Give only the number of lines in the records that include the string "Réglages".

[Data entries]
»»
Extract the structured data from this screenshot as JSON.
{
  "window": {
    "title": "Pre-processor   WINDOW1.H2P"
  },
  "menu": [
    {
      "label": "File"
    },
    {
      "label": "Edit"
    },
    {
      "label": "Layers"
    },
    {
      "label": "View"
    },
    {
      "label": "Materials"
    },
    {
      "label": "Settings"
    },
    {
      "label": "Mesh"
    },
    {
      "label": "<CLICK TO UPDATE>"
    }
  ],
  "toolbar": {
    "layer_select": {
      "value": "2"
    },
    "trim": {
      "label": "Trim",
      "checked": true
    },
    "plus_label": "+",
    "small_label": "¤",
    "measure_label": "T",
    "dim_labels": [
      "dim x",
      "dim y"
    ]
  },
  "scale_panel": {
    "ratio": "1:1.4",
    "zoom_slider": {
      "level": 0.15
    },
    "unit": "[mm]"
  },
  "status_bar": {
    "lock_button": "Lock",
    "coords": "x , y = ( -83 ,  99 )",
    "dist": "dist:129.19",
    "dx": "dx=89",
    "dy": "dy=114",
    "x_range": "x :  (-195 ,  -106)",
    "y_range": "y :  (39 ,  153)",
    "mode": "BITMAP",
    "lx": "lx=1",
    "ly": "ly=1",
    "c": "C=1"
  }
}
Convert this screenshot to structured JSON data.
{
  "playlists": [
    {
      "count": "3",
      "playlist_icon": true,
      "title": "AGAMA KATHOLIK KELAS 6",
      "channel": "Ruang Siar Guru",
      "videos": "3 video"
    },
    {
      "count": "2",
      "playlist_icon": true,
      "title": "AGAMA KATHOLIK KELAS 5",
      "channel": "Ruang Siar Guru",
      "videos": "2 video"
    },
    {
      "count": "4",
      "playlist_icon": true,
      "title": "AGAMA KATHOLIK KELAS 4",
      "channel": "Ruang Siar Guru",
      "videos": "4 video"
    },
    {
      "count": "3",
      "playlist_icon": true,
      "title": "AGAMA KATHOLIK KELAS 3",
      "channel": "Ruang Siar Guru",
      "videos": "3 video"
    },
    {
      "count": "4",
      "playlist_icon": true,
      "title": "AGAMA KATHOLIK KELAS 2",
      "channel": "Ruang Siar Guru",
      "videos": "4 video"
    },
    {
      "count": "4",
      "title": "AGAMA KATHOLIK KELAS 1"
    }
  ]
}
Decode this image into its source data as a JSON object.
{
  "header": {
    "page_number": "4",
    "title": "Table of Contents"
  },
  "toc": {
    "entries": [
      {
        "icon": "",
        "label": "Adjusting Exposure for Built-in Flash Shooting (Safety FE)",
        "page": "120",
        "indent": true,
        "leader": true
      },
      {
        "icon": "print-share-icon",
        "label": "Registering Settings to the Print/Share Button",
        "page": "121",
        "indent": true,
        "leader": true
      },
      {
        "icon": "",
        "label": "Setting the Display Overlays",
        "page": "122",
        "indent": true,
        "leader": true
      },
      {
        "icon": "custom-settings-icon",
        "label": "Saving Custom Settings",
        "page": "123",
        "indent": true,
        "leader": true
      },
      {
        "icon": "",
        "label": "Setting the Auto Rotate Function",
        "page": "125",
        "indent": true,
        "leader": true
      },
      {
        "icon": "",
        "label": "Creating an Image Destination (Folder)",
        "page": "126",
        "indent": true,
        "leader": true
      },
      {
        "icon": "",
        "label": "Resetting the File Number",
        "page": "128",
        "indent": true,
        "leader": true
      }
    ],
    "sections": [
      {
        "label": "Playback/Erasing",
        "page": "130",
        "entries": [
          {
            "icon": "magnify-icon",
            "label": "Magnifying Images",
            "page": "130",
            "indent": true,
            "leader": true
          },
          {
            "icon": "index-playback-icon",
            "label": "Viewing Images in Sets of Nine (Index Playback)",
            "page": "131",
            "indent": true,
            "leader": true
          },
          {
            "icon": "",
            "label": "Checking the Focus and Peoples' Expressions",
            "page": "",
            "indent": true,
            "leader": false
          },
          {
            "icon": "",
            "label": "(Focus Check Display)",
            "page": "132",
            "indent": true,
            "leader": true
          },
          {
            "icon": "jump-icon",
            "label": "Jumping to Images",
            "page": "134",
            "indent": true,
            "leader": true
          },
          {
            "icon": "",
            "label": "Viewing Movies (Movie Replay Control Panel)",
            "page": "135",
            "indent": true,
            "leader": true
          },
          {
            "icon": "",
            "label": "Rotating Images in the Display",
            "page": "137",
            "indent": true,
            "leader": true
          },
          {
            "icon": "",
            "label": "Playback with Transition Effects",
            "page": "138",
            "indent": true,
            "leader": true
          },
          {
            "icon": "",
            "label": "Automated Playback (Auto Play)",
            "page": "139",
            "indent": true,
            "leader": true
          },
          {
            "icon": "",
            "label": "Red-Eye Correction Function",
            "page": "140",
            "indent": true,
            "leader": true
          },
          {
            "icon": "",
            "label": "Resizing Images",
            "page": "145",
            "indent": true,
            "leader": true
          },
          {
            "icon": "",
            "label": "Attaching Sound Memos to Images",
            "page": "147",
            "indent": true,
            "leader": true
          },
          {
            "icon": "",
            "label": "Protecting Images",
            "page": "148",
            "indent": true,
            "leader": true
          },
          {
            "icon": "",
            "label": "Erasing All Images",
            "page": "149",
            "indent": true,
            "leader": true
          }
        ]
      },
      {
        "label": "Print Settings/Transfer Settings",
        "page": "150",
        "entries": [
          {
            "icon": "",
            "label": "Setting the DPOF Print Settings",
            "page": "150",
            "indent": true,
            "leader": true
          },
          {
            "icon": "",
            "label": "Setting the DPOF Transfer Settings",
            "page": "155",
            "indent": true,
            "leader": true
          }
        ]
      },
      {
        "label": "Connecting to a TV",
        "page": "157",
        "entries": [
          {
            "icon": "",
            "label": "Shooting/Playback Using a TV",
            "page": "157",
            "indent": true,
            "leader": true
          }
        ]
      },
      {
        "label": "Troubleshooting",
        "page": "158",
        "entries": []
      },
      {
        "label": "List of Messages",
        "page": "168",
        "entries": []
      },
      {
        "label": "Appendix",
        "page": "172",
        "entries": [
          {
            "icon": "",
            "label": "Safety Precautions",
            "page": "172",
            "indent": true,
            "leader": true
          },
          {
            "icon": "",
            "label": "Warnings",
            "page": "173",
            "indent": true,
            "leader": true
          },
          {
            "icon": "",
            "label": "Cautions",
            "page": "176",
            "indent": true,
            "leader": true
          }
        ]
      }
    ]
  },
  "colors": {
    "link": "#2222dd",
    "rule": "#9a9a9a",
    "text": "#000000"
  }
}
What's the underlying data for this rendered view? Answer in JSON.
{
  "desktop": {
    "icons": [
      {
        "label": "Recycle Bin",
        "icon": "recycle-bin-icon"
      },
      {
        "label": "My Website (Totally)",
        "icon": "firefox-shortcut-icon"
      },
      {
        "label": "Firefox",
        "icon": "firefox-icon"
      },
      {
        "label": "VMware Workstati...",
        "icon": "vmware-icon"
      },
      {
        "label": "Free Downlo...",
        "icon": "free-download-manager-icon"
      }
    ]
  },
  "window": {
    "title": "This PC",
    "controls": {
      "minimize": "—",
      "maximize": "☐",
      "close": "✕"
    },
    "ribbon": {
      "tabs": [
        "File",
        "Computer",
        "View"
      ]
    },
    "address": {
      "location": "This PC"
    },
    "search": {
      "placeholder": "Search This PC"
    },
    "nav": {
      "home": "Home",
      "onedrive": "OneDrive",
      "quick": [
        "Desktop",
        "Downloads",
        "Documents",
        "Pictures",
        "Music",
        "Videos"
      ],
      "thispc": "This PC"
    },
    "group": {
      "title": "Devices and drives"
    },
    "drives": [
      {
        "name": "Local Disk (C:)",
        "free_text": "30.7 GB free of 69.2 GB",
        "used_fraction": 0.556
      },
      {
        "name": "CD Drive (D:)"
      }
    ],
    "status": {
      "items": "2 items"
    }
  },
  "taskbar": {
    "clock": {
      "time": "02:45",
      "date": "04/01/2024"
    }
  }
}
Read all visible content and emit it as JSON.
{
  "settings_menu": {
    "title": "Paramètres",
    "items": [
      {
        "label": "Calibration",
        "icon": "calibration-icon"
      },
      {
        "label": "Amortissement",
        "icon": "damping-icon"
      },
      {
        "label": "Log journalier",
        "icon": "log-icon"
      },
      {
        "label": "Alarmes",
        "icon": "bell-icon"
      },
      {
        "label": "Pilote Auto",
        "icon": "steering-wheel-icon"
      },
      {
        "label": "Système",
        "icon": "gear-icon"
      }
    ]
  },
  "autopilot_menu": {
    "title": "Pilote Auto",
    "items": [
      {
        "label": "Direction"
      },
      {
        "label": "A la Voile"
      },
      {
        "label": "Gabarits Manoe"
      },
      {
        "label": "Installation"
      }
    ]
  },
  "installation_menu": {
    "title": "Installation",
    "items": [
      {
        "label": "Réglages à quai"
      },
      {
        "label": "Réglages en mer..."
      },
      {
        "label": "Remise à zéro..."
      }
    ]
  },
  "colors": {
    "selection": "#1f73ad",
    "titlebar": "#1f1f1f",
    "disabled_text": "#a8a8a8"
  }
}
««
* _Final result_
2